**Exercise directions**: Write out the material below again, unchanged.

[Stored entries]
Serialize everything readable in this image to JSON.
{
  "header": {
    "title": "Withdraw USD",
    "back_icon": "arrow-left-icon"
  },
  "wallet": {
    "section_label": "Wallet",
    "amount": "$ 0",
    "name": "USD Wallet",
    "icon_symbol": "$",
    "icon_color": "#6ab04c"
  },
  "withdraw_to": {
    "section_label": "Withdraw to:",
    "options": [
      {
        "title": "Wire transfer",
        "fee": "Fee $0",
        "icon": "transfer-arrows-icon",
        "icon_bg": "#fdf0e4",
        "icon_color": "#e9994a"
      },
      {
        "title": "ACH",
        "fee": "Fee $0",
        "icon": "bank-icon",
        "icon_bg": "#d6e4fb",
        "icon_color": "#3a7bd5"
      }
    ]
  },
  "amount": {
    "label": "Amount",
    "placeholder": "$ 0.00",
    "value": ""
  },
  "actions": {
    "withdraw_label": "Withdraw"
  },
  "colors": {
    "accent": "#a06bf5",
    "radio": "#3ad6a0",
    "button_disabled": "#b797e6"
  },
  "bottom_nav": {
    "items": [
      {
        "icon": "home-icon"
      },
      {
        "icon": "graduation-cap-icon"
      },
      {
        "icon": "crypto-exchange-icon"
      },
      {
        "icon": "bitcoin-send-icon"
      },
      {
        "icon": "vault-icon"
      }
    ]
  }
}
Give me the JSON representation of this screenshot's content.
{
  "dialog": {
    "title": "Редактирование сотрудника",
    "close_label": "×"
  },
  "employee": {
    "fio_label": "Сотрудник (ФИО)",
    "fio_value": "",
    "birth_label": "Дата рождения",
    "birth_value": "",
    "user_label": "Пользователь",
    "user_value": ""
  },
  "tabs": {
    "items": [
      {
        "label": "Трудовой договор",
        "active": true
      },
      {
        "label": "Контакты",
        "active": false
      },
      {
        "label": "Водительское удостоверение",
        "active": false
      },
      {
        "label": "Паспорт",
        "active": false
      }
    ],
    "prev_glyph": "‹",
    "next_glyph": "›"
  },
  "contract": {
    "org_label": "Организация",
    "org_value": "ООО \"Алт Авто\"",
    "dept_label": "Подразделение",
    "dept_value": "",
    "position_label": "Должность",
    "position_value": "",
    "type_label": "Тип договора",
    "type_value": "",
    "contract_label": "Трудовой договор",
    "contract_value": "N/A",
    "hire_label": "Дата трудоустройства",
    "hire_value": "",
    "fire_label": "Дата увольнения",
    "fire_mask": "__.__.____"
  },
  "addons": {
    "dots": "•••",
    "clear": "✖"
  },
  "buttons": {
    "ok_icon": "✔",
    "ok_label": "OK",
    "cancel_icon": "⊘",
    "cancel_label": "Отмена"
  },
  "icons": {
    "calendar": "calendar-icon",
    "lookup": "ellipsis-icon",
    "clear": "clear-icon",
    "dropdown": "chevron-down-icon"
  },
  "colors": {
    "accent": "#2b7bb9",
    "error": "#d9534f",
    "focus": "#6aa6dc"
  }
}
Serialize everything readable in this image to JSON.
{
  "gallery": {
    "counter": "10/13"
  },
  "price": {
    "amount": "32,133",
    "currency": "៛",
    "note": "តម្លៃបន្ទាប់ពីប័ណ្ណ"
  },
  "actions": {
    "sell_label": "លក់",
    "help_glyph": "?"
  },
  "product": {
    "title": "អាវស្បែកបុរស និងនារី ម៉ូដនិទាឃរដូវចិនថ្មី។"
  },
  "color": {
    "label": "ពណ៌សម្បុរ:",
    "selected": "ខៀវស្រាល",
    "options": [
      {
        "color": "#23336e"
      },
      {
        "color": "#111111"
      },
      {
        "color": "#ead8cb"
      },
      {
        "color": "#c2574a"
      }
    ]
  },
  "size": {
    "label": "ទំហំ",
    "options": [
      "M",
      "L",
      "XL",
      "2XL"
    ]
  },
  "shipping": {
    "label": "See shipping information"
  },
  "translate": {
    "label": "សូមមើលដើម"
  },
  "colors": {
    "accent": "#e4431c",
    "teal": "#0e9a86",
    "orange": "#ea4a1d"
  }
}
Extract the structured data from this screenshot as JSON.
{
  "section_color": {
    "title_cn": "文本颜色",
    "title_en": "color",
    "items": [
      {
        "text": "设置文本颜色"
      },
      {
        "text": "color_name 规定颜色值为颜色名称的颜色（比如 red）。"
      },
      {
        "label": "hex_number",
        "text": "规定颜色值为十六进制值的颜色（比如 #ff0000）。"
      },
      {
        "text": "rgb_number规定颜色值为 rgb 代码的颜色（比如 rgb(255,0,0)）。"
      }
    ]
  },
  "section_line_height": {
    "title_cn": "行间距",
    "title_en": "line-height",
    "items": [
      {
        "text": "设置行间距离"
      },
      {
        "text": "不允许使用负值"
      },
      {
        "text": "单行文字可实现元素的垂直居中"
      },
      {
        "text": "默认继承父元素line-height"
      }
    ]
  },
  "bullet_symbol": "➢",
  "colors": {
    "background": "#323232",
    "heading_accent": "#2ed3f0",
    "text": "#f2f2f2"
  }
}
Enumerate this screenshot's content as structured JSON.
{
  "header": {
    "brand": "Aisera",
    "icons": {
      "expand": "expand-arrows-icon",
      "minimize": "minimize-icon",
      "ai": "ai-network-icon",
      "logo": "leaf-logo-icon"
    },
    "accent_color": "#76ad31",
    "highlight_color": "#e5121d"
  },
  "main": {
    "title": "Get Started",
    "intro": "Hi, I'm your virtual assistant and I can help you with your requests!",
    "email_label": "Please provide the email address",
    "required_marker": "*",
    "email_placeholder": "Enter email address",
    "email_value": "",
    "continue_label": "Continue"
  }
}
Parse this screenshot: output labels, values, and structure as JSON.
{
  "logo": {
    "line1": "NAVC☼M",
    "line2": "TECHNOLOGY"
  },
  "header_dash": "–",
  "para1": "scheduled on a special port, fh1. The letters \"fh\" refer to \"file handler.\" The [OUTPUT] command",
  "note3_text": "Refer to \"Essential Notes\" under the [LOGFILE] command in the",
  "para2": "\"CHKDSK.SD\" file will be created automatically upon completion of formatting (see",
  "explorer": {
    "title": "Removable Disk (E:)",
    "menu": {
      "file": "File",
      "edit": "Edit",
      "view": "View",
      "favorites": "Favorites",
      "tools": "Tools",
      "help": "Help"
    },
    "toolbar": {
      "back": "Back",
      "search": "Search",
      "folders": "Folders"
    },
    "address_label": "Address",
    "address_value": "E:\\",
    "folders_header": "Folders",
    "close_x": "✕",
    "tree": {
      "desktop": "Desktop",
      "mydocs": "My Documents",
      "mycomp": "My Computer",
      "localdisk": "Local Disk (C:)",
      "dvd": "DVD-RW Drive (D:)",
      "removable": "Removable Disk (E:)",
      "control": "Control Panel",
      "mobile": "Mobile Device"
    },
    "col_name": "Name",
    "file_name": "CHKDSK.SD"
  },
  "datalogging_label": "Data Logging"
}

**Output for this task**:
Serialize everything readable in this image to JSON.
{
  "header": {
    "title": "Withdraw USD",
    "back_icon": "arrow-left-icon"
  },
  "wallet": {
    "section_label": "Wallet",
    "amount": "$ 0",
    "name": "USD Wallet",
    "icon_symbol": "$",
    "icon_color": "#6ab04c"
  },
  "withdraw_to": {
    "section_label": "Withdraw to:",
    "options": [
      {
        "title": "Wire transfer",
        "fee": "Fee $0",
        "icon": "transfer-arrows-icon",
        "icon_bg": "#fdf0e4",
        "icon_color": "#e9994a"
      },
      {
        "title": "ACH",
        "fee": "Fee $0",
        "icon": "bank-icon",
        "icon_bg": "#d6e4fb",
        "icon_color": "#3a7bd5"
      }
    ]
  },
  "amount": {
    "label": "Amount",
    "placeholder": "$ 0.00",
    "value": ""
  },
  "actions": {
    "withdraw_label": "Withdraw"
  },
  "colors": {
    "accent": "#a06bf5",
    "radio": "#3ad6a0",
    "button_disabled": "#b797e6"
  },
  "bottom_nav": {
    "items": [
      {
        "icon": "home-icon"
      },
      {
        "icon": "graduation-cap-icon"
      },
      {
        "icon": "crypto-exchange-icon"
      },
      {
        "icon": "bitcoin-send-icon"
      },
      {
        "icon": "vault-icon"
      }
    ]
  }
}
Give me the JSON representation of this screenshot's content.
{
  "dialog": {
    "title": "Редактирование сотрудника",
    "close_label": "×"
  },
  "employee": {
    "fio_label": "Сотрудник (ФИО)",
    "fio_value": "",
    "birth_label": "Дата рождения",
    "birth_value": "",
    "user_label": "Пользователь",
    "user_value": ""
  },
  "tabs": {
    "items": [
      {
        "label": "Трудовой договор",
        "active": true
      },
      {
        "label": "Контакты",
        "active": false
      },
      {
        "label": "Водительское удостоверение",
        "active": false
      },
      {
        "label": "Паспорт",
        "active": false
      }
    ],
    "prev_glyph": "‹",
    "next_glyph": "›"
  },
  "contract": {
    "org_label": "Организация",
    "org_value": "ООО \"Алт Авто\"",
    "dept_label": "Подразделение",
    "dept_value": "",
    "position_label": "Должность",
    "position_value": "",
    "type_label": "Тип договора",
    "type_value": "",
    "contract_label": "Трудовой договор",
    "contract_value": "N/A",
    "hire_label": "Дата трудоустройства",
    "hire_value": "",
    "fire_label": "Дата увольнения",
    "fire_mask": "__.__.____"
  },
  "addons": {
    "dots": "•••",
    "clear": "✖"
  },
  "buttons": {
    "ok_icon": "✔",
    "ok_label": "OK",
    "cancel_icon": "⊘",
    "cancel_label": "Отмена"
  },
  "icons": {
    "calendar": "calendar-icon",
    "lookup": "ellipsis-icon",
    "clear": "clear-icon",
    "dropdown": "chevron-down-icon"
  },
  "colors": {
    "accent": "#2b7bb9",
    "error": "#d9534f",
    "focus": "#6aa6dc"
  }
}
Serialize everything readable in this image to JSON.
{
  "gallery": {
    "counter": "10/13"
  },
  "price": {
    "amount": "32,133",
    "currency": "៛",
    "note": "តម្លៃបន្ទាប់ពីប័ណ្ណ"
  },
  "actions": {
    "sell_label": "លក់",
    "help_glyph": "?"
  },
  "product": {
    "title": "អាវស្បែកបុរស និងនារី ម៉ូដនិទាឃរដូវចិនថ្មី។"
  },
  "color": {
    "label": "ពណ៌សម្បុរ:",
    "selected": "ខៀវស្រាល",
    "options": [
      {
        "color": "#23336e"
      },
      {
        "color": "#111111"
      },
      {
        "color": "#ead8cb"
      },
      {
        "color": "#c2574a"
      }
    ]
  },
  "size": {
    "label": "ទំហំ",
    "options": [
      "M",
      "L",
      "XL",
      "2XL"
    ]
  },
  "shipping": {
    "label": "See shipping information"
  },
  "translate": {
    "label": "សូមមើលដើម"
  },
  "colors": {
    "accent": "#e4431c",
    "teal": "#0e9a86",
    "orange": "#ea4a1d"
  }
}
Extract the structured data from this screenshot as JSON.
{
  "section_color": {
    "title_cn": "文本颜色",
    "title_en": "color",
    "items": [
      {
        "text": "设置文本颜色"
      },
      {
        "text": "color_name 规定颜色值为颜色名称的颜色（比如 red）。"
      },
      {
        "label": "hex_number",
        "text": "规定颜色值为十六进制值的颜色（比如 #ff0000）。"
      },
      {
        "text": "rgb_number规定颜色值为 rgb 代码的颜色（比如 rgb(255,0,0)）。"
      }
    ]
  },
  "section_line_height": {
    "title_cn": "行间距",
    "title_en": "line-height",
    "items": [
      {
        "text": "设置行间距离"
      },
      {
        "text": "不允许使用负值"
      },
      {
        "text": "单行文字可实现元素的垂直居中"
      },
      {
        "text": "默认继承父元素line-height"
      }
    ]
  },
  "bullet_symbol": "➢",
  "colors": {
    "background": "#323232",
    "heading_accent": "#2ed3f0",
    "text": "#f2f2f2"
  }
}
Enumerate this screenshot's content as structured JSON.
{
  "header": {
    "brand": "Aisera",
    "icons": {
      "expand": "expand-arrows-icon",
      "minimize": "minimize-icon",
      "ai": "ai-network-icon",
      "logo": "leaf-logo-icon"
    },
    "accent_color": "#76ad31",
    "highlight_color": "#e5121d"
  },
  "main": {
    "title": "Get Started",
    "intro": "Hi, I'm your virtual assistant and I can help you with your requests!",
    "email_label": "Please provide the email address",
    "required_marker": "*",
    "email_placeholder": "Enter email address",
    "email_value": "",
    "continue_label": "Continue"
  }
}
Parse this screenshot: output labels, values, and structure as JSON.
{
  "logo": {
    "line1": "NAVC☼M",
    "line2": "TECHNOLOGY"
  },
  "header_dash": "–",
  "para1": "scheduled on a special port, fh1. The letters \"fh\" refer to \"file handler.\" The [OUTPUT] command",
  "note3_text": "Refer to \"Essential Notes\" under the [LOGFILE] command in the",
  "para2": "\"CHKDSK.SD\" file will be created automatically upon completion of formatting (see",
  "explorer": {
    "title": "Removable Disk (E:)",
    "menu": {
      "file": "File",
      "edit": "Edit",
      "view": "View",
      "favorites": "Favorites",
      "tools": "Tools",
      "help": "Help"
    },
    "toolbar": {
      "back": "Back",
      "search": "Search",
      "folders": "Folders"
    },
    "address_label": "Address",
    "address_value": "E:\\",
    "folders_header": "Folders",
    "close_x": "✕",
    "tree": {
      "desktop": "Desktop",
      "mydocs": "My Documents",
      "mycomp": "My Computer",
      "localdisk": "Local Disk (C:)",
      "dvd": "DVD-RW Drive (D:)",
      "removable": "Removable Disk (E:)",
      "control": "Control Panel",
      "mobile": "Mobile Device"
    },
    "col_name": "Name",
    "file_name": "CHKDSK.SD"
  },
  "datalogging_label": "Data Logging"
}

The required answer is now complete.